§ **Task statement**
Each line should be copied exactly.

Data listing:
------------------------------------------------------------
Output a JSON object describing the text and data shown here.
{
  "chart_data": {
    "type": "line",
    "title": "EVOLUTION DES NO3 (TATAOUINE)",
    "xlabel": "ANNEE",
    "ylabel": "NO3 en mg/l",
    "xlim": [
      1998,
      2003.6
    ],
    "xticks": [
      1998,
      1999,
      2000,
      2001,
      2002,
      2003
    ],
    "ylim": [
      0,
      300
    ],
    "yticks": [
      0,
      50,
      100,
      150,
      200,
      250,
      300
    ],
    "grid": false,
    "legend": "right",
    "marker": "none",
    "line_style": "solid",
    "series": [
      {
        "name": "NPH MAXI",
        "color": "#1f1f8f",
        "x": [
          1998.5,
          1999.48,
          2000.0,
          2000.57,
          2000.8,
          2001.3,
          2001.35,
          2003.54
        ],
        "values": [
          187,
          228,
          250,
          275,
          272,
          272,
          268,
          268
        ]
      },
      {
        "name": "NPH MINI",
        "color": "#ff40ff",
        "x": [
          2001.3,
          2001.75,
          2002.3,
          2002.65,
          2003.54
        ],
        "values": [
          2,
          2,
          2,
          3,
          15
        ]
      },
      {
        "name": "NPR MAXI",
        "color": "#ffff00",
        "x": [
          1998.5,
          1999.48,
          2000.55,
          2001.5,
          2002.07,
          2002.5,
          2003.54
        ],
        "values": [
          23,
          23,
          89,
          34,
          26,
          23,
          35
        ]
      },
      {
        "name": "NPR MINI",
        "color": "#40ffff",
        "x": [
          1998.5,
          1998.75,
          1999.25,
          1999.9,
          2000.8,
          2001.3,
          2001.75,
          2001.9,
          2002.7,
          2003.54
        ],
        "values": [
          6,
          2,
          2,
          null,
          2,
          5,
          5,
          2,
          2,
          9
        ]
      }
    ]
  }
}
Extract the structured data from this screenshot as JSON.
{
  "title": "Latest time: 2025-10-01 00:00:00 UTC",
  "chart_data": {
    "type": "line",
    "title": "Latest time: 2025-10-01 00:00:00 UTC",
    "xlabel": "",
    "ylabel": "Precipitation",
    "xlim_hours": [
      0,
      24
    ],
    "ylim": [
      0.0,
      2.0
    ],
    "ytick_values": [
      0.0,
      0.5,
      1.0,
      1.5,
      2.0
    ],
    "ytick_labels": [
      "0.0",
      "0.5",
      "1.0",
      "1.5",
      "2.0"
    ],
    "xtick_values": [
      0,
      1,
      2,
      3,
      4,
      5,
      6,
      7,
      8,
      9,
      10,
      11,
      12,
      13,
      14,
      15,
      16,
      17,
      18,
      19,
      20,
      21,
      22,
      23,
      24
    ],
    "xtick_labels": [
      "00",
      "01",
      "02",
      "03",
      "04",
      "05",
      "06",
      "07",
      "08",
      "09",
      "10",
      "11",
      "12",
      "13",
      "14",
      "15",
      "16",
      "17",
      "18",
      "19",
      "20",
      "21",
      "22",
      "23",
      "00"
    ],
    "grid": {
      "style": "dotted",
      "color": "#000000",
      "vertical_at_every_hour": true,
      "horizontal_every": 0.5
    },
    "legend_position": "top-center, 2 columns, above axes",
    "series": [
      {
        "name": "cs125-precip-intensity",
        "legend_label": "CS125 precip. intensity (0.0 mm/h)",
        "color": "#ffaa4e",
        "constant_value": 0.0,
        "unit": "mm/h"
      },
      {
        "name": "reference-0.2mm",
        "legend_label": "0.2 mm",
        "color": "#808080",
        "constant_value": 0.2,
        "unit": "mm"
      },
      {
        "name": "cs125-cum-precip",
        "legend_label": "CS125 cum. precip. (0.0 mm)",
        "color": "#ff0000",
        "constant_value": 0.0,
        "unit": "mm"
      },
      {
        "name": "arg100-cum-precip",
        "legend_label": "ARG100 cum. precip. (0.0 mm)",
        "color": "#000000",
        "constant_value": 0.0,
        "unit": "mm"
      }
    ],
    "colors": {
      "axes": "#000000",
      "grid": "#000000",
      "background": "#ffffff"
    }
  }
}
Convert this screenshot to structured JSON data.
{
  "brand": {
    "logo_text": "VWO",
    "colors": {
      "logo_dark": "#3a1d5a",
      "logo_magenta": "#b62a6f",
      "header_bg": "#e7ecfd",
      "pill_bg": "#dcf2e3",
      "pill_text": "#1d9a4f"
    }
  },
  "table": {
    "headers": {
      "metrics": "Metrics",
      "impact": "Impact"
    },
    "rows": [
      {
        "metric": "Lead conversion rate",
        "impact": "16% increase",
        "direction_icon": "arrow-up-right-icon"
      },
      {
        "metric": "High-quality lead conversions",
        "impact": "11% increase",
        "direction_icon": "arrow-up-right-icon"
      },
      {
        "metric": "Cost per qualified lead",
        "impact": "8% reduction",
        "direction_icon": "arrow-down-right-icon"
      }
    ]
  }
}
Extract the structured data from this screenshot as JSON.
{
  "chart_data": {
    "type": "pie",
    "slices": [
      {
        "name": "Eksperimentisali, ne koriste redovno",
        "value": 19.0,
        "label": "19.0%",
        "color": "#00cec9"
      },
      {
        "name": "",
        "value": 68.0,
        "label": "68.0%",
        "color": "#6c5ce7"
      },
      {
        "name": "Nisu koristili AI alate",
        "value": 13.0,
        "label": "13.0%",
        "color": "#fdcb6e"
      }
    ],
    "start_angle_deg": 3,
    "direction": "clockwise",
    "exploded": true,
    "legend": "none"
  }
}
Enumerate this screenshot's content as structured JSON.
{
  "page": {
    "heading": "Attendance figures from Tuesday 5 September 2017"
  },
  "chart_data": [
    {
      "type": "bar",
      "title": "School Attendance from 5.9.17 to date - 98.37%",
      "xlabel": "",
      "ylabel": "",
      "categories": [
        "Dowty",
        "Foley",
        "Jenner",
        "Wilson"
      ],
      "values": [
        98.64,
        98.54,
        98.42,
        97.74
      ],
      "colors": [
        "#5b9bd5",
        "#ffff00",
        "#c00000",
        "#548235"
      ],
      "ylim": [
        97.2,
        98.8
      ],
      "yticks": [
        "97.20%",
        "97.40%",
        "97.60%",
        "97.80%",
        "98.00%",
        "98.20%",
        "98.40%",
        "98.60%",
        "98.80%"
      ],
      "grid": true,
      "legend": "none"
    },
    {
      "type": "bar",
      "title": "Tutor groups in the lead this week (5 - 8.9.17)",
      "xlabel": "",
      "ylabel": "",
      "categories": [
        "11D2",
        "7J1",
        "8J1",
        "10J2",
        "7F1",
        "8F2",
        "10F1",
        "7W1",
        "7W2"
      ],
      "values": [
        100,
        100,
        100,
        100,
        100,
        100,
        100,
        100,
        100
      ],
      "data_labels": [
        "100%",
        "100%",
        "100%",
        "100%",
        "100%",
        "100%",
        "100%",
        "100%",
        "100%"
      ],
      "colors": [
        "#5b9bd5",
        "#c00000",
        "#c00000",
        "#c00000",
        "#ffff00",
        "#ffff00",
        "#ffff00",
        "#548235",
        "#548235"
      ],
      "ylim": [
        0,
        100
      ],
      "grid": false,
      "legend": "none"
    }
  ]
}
------------------------------------------------------------
§ **Finished answer**
Output a JSON object describing the text and data shown here.
{
  "chart_data": {
    "type": "line",
    "title": "EVOLUTION DES NO3 (TATAOUINE)",
    "xlabel": "ANNEE",
    "ylabel": "NO3 en mg/l",
    "xlim": [
      1998,
      2003.6
    ],
    "xticks": [
      1998,
      1999,
      2000,
      2001,
      2002,
      2003
    ],
    "ylim": [
      0,
      300
    ],
    "yticks": [
      0,
      50,
      100,
      150,
      200,
      250,
      300
    ],
    "grid": false,
    "legend": "right",
    "marker": "none",
    "line_style": "solid",
    "series": [
      {
        "name": "NPH MAXI",
        "color": "#1f1f8f",
        "x": [
          1998.5,
          1999.48,
          2000.0,
          2000.57,
          2000.8,
          2001.3,
          2001.35,
          2003.54
        ],
        "values": [
          187,
          228,
          250,
          275,
          272,
          272,
          268,
          268
        ]
      },
      {
        "name": "NPH MINI",
        "color": "#ff40ff",
        "x": [
          2001.3,
          2001.75,
          2002.3,
          2002.65,
          2003.54
        ],
        "values": [
          2,
          2,
          2,
          3,
          15
        ]
      },
      {
        "name": "NPR MAXI",
        "color": "#ffff00",
        "x": [
          1998.5,
          1999.48,
          2000.55,
          2001.5,
          2002.07,
          2002.5,
          2003.54
        ],
        "values": [
          23,
          23,
          89,
          34,
          26,
          23,
          35
        ]
      },
      {
        "name": "NPR MINI",
        "color": "#40ffff",
        "x": [
          1998.5,
          1998.75,
          1999.25,
          1999.9,
          2000.8,
          2001.3,
          2001.75,
          2001.9,
          2002.7,
          2003.54
        ],
        "values": [
          6,
          2,
          2,
          null,
          2,
          5,
          5,
          2,
          2,
          9
        ]
      }
    ]
  }
}
Extract the structured data from this screenshot as JSON.
{
  "title": "Latest time: 2025-10-01 00:00:00 UTC",
  "chart_data": {
    "type": "line",
    "title": "Latest time: 2025-10-01 00:00:00 UTC",
    "xlabel": "",
    "ylabel": "Precipitation",
    "xlim_hours": [
      0,
      24
    ],
    "ylim": [
      0.0,
      2.0
    ],
    "ytick_values": [
      0.0,
      0.5,
      1.0,
      1.5,
      2.0
    ],
    "ytick_labels": [
      "0.0",
      "0.5",
      "1.0",
      "1.5",
      "2.0"
    ],
    "xtick_values": [
      0,
      1,
      2,
      3,
      4,
      5,
      6,
      7,
      8,
      9,
      10,
      11,
      12,
      13,
      14,
      15,
      16,
      17,
      18,
      19,
      20,
      21,
      22,
      23,
      24
    ],
    "xtick_labels": [
      "00",
      "01",
      "02",
      "03",
      "04",
      "05",
      "06",
      "07",
      "08",
      "09",
      "10",
      "11",
      "12",
      "13",
      "14",
      "15",
      "16",
      "17",
      "18",
      "19",
      "20",
      "21",
      "22",
      "23",
      "00"
    ],
    "grid": {
      "style": "dotted",
      "color": "#000000",
      "vertical_at_every_hour": true,
      "horizontal_every": 0.5
    },
    "legend_position": "top-center, 2 columns, above axes",
    "series": [
      {
        "name": "cs125-precip-intensity",
        "legend_label": "CS125 precip. intensity (0.0 mm/h)",
        "color": "#ffaa4e",
        "constant_value": 0.0,
        "unit": "mm/h"
      },
      {
        "name": "reference-0.2mm",
        "legend_label": "0.2 mm",
        "color": "#808080",
        "constant_value": 0.2,
        "unit": "mm"
      },
      {
        "name": "cs125-cum-precip",
        "legend_label": "CS125 cum. precip. (0.0 mm)",
        "color": "#ff0000",
        "constant_value": 0.0,
        "unit": "mm"
      },
      {
        "name": "arg100-cum-precip",
        "legend_label": "ARG100 cum. precip. (0.0 mm)",
        "color": "#000000",
        "constant_value": 0.0,
        "unit": "mm"
      }
    ],
    "colors": {
      "axes": "#000000",
      "grid": "#000000",
      "background": "#ffffff"
    }
  }
}
Convert this screenshot to structured JSON data.
{
  "brand": {
    "logo_text": "VWO",
    "colors": {
      "logo_dark": "#3a1d5a",
      "logo_magenta": "#b62a6f",
      "header_bg": "#e7ecfd",
      "pill_bg": "#dcf2e3",
      "pill_text": "#1d9a4f"
    }
  },
  "table": {
    "headers": {
      "metrics": "Metrics",
      "impact": "Impact"
    },
    "rows": [
      {
        "metric": "Lead conversion rate",
        "impact": "16% increase",
        "direction_icon": "arrow-up-right-icon"
      },
      {
        "metric": "High-quality lead conversions",
        "impact": "11% increase",
        "direction_icon": "arrow-up-right-icon"
      },
      {
        "metric": "Cost per qualified lead",
        "impact": "8% reduction",
        "direction_icon": "arrow-down-right-icon"
      }
    ]
  }
}
Extract the structured data from this screenshot as JSON.
{
  "chart_data": {
    "type": "pie",
    "slices": [
      {
        "name": "Eksperimentisali, ne koriste redovno",
        "value": 19.0,
        "label": "19.0%",
        "color": "#00cec9"
      },
      {
        "name": "",
        "value": 68.0,
        "label": "68.0%",
        "color": "#6c5ce7"
      },
      {
        "name": "Nisu koristili AI alate",
        "value": 13.0,
        "label": "13.0%",
        "color": "#fdcb6e"
      }
    ],
    "start_angle_deg": 3,
    "direction": "clockwise",
    "exploded": true,
    "legend": "none"
  }
}
Enumerate this screenshot's content as structured JSON.
{
  "page": {
    "heading": "Attendance figures from Tuesday 5 September 2017"
  },
  "chart_data": [
    {
      "type": "bar",
      "title": "School Attendance from 5.9.17 to date - 98.37%",
      "xlabel": "",
      "ylabel": "",
      "categories": [
        "Dowty",
        "Foley",
        "Jenner",
        "Wilson"
      ],
      "values": [
        98.64,
        98.54,
        98.42,
        97.74
      ],
      "colors": [
        "#5b9bd5",
        "#ffff00",
        "#c00000",
        "#548235"
      ],
      "ylim": [
        97.2,
        98.8
      ],
      "yticks": [
        "97.20%",
        "97.40%",
        "97.60%",
        "97.80%",
        "98.00%",
        "98.20%",
        "98.40%",
        "98.60%",
        "98.80%"
      ],
      "grid": true,
      "legend": "none"
    },
    {
      "type": "bar",
      "title": "Tutor groups in the lead this week (5 - 8.9.17)",
      "xlabel": "",
      "ylabel": "",
      "categories": [
        "11D2",
        "7J1",
        "8J1",
        "10J2",
        "7F1",
        "8F2",
        "10F1",
        "7W1",
        "7W2"
      ],
      "values": [
        100,
        100,
        100,
        100,
        100,
        100,
        100,
        100,
        100
      ],
      "data_labels": [
        "100%",
        "100%",
        "100%",
        "100%",
        "100%",
        "100%",
        "100%",
        "100%",
        "100%"
      ],
      "colors": [
        "#5b9bd5",
        "#c00000",
        "#c00000",
        "#c00000",
        "#ffff00",
        "#ffff00",
        "#ffff00",
        "#548235",
        "#548235"
      ],
      "ylim": [
        0,
        100
      ],
      "grid": false,
      "legend": "none"
    }
  ]
}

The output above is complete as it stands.